→ TASK DETAILS:
Output the material below in its entirety, exactly as given.

→ RECORDS TO PROCESS:

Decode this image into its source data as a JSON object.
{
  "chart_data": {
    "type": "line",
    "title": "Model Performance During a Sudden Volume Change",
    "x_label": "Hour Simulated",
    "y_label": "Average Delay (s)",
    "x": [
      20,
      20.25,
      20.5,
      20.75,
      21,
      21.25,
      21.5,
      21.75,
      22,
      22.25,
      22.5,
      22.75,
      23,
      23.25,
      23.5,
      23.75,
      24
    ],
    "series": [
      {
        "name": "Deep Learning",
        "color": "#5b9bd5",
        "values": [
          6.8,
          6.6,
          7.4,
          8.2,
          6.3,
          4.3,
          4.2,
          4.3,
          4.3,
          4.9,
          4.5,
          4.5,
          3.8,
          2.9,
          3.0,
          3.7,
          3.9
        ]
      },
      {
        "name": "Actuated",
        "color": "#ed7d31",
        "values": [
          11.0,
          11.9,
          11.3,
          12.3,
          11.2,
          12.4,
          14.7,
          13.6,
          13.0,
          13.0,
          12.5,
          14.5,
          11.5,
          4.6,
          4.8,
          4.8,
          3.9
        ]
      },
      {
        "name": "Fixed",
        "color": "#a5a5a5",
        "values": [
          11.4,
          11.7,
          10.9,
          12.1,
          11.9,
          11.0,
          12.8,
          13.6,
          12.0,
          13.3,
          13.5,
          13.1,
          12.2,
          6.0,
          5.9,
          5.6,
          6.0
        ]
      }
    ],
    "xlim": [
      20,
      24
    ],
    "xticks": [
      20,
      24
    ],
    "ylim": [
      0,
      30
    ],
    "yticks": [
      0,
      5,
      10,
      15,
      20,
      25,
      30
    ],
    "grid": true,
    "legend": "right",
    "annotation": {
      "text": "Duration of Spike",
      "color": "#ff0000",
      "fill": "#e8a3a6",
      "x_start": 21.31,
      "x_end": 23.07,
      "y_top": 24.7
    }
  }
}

→ FINAL RESULT:
Decode this image into its source data as a JSON object.
{
  "chart_data": {
    "type": "line",
    "title": "Model Performance During a Sudden Volume Change",
    "x_label": "Hour Simulated",
    "y_label": "Average Delay (s)",
    "x": [
      20,
      20.25,
      20.5,
      20.75,
      21,
      21.25,
      21.5,
      21.75,
      22,
      22.25,
      22.5,
      22.75,
      23,
      23.25,
      23.5,
      23.75,
      24
    ],
    "series": [
      {
        "name": "Deep Learning",
        "color": "#5b9bd5",
        "values": [
          6.8,
          6.6,
          7.4,
          8.2,
          6.3,
          4.3,
          4.2,
          4.3,
          4.3,
          4.9,
          4.5,
          4.5,
          3.8,
          2.9,
          3.0,
          3.7,
          3.9
        ]
      },
      {
        "name": "Actuated",
        "color": "#ed7d31",
        "values": [
          11.0,
          11.9,
          11.3,
          12.3,
          11.2,
          12.4,
          14.7,
          13.6,
          13.0,
          13.0,
          12.5,
          14.5,
          11.5,
          4.6,
          4.8,
          4.8,
          3.9
        ]
      },
      {
        "name": "Fixed",
        "color": "#a5a5a5",
        "values": [
          11.4,
          11.7,
          10.9,
          12.1,
          11.9,
          11.0,
          12.8,
          13.6,
          12.0,
          13.3,
          13.5,
          13.1,
          12.2,
          6.0,
          5.9,
          5.6,
          6.0
        ]
      }
    ],
    "xlim": [
      20,
      24
    ],
    "xticks": [
      20,
      24
    ],
    "ylim": [
      0,
      30
    ],
    "yticks": [
      0,
      5,
      10,
      15,
      20,
      25,
      30
    ],
    "grid": true,
    "legend": "right",
    "annotation": {
      "text": "Duration of Spike",
      "color": "#ff0000",
      "fill": "#e8a3a6",
      "x_start": 21.31,
      "x_end": 23.07,
      "y_top": 24.7
    }
  }
}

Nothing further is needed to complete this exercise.